[Records of document pages and text]
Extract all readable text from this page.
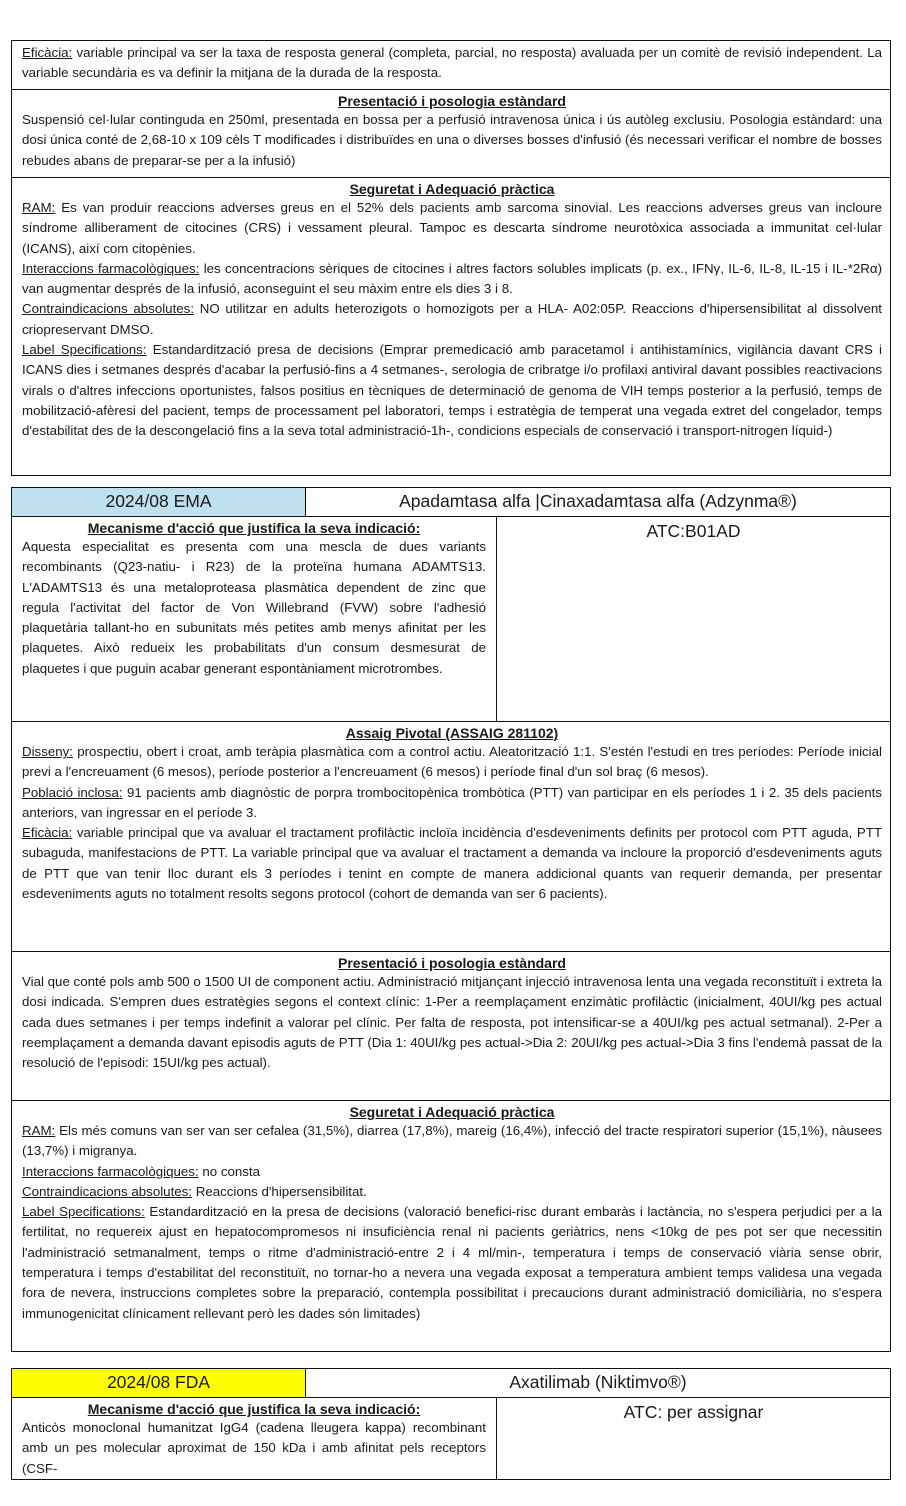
Eficàcia: variable principal va ser la taxa de resposta general (completa, parcial, no resposta) avaluada per un comitè de revisió independent. La variable secundària es va definir la mitjana de la durada de la resposta.

Presentació i posologia estàndard

Suspensió cel·lular continguda en 250ml, presentada en bossa per a perfusió intravenosa única i ús autòleg exclusiu. Posologia estàndard: una dosi única conté de 2,68-10 x 109 cèls T modificades i distribuïdes en una o diverses bosses d'infusió (és necessari verificar el nombre de bosses rebudes abans de preparar-se per a la infusió)

Seguretat i Adequació pràctica

RAM: Es van produir reaccions adverses greus en el 52% dels pacients amb sarcoma sinovial. Les reaccions adverses greus van incloure síndrome alliberament de citocines (CRS) i vessament pleural. Tampoc es descarta síndrome neurotòxica associada a immunitat cel·lular (ICANS), així com citopènies.

Interaccions farmacològiques: les concentracions sèriques de citocines i altres factors solubles implicats (p. ex., IFNγ, IL-6, IL-8, IL-15 i IL-*2Rα) van augmentar després de la infusió, aconseguint el seu màxim entre els dies 3 i 8.

Contraindicacions absolutes: NO utilitzar en adults heterozigots o homozigots per a HLA- A02:05P. Reaccions d'hipersensibilitat al dissolvent criopreservant DMSO.

Label Specifications: Estandardització presa de decisions (Emprar premedicació amb paracetamol i antihistamínics, vigilància davant CRS i ICANS dies i setmanes després d'acabar la perfusió-fins a 4 setmanes-, serologia de cribratge i/o profilaxi antiviral davant possibles reactivacions virals o d'altres infeccions oportunistes, falsos positius en tècniques de determinació de genoma de VIH temps posterior a la perfusió, temps de mobilització-afèresi del pacient, temps de processament pel laboratori, temps i estratègia de temperat una vegada extret del congelador, temps d'estabilitat des de la descongelació fins a la seva total administració-1h-, condicions especials de conservació i transport-nitrogen líquid-)

2024/08 EMA	Apadamtasa alfa |Cinaxadamtasa alfa (Adzynma®)
Mecanisme d'acció que justifica la seva indicació:

Aquesta especialitat es presenta com una mescla de dues variants recombinants (Q23-natiu- i R23) de la proteïna humana ADAMTS13. L'ADAMTS13 és una metaloproteasa plasmàtica dependent de zinc que regula l'activitat del factor de Von Willebrand (FVW) sobre l'adhesió plaquetària tallant-ho en subunitats més petites amb menys afinitat per les plaquetes. Això redueix les probabilitats d'un consum desmesurat de plaquetes i que puguin acabar generant espontàniament microtrombes.

ATC:B01AD
Assaig Pivotal (ASSAIG 281102)

Disseny: prospectiu, obert i croat, amb teràpia plasmàtica com a control actiu. Aleatorització 1:1. S'estén l'estudi en tres períodes: Període inicial previ a l'encreuament (6 mesos), període posterior a l'encreuament (6 mesos) i període final d'un sol braç (6 mesos).

Població inclosa: 91 pacients amb diagnòstic de porpra trombocitopènica trombòtica (PTT) van participar en els períodes 1 i 2. 35 dels pacients anteriors, van ingressar en el període 3.

Eficàcia: variable principal que va avaluar el tractament profilàctic incloïa incidència d'esdeveniments definits per protocol com PTT aguda, PTT subaguda, manifestacions de PTT. La variable principal que va avaluar el tractament a demanda va incloure la proporció d'esdeveniments aguts de PTT que van tenir lloc durant els 3 períodes i tenint en compte de manera addicional quants van requerir demanda, per presentar esdeveniments aguts no totalment resolts segons protocol (cohort de demanda van ser 6 pacients).

Presentació i posologia estàndard

Vial que conté pols amb 500 o 1500 UI de component actiu. Administració mitjançant injecció intravenosa lenta una vegada reconstituït i extreta la dosi indicada. S'empren dues estratègies segons el context clínic: 1-Per a reemplaçament enzimàtic profilàctic (inicialment, 40UI/kg pes actual cada dues setmanes i per temps indefinit a valorar pel clínic. Per falta de resposta, pot intensificar-se a 40UI/kg pes actual setmanal). 2-Per a reemplaçament a demanda davant episodis aguts de PTT (Dia 1: 40UI/kg pes actual->Dia 2: 20UI/kg pes actual->Dia 3 fins l'endemà passat de la resolució de l'episodi: 15UI/kg pes actual).

Seguretat i Adequació pràctica

RAM: Els més comuns van ser van ser cefalea (31,5%), diarrea (17,8%), mareig (16,4%), infecció del tracte respiratori superior (15,1%), nàusees (13,7%) i migranya.

Interaccions farmacològiques: no consta

Contraindicacions absolutes: Reaccions d'hipersensibilitat.

Label Specifications: Estandardització en la presa de decisions (valoració benefici-risc durant embaràs i lactància, no s'espera perjudici per a la fertilitat, no requereix ajust en hepatocompromesos ni insuficiència renal ni pacients geriàtrics, nens <10kg de pes pot ser que necessitin l'administració setmanalment, temps o ritme d'administració-entre 2 i 4 ml/min-, temperatura i temps de conservació viària sense obrir, temperatura i temps d'estabilitat del reconstituït, no tornar-ho a nevera una vegada exposat a temperatura ambient temps validesa una vegada fora de nevera, instruccions completes sobre la preparació, contempla possibilitat i precaucions durant administració domiciliària, no s'espera immunogenicitat clínicament rellevant però les dades són limitades)

2024/08 FDA	Axatilimab (Niktimvo®)
Mecanisme d'acció que justifica la seva indicació:

Anticòs monoclonal humanitzat IgG4 (cadena lleugera kappa) recombinant amb un pes molecular aproximat de 150 kDa i amb afinitat pels receptors (CSF-

ATC: per assignar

WHAT THE EXERCISE ASKS >> Whenever the string "plasmàtica" shows up in a line of the records, copy that line.

FINISHED EXERCISE >>
Aquesta especialitat es presenta com una mescla de dues variants recombinants (Q23-natiu- i R23) de la proteïna humana ADAMTS13. L'ADAMTS13 és una metaloproteasa plasmàtica dependent de zinc que regula l'activitat del factor de Von Willebrand (FVW) sobre l'adhesió plaquetària tallant-ho en subunitats més petites amb menys afinitat per les plaquetes. Això redueix les probabilitats d'un consum desmesurat de plaquetes i que puguin acabar generant espontàniament microtrombes.
Disseny: prospectiu, obert i croat, amb teràpia plasmàtica com a control actiu. Aleatorització 1:1. S'estén l'estudi en tres períodes: Període inicial previ a l'encreuament (6 mesos), període posterior a l'encreuament (6 mesos) i període final d'un sol braç (6 mesos).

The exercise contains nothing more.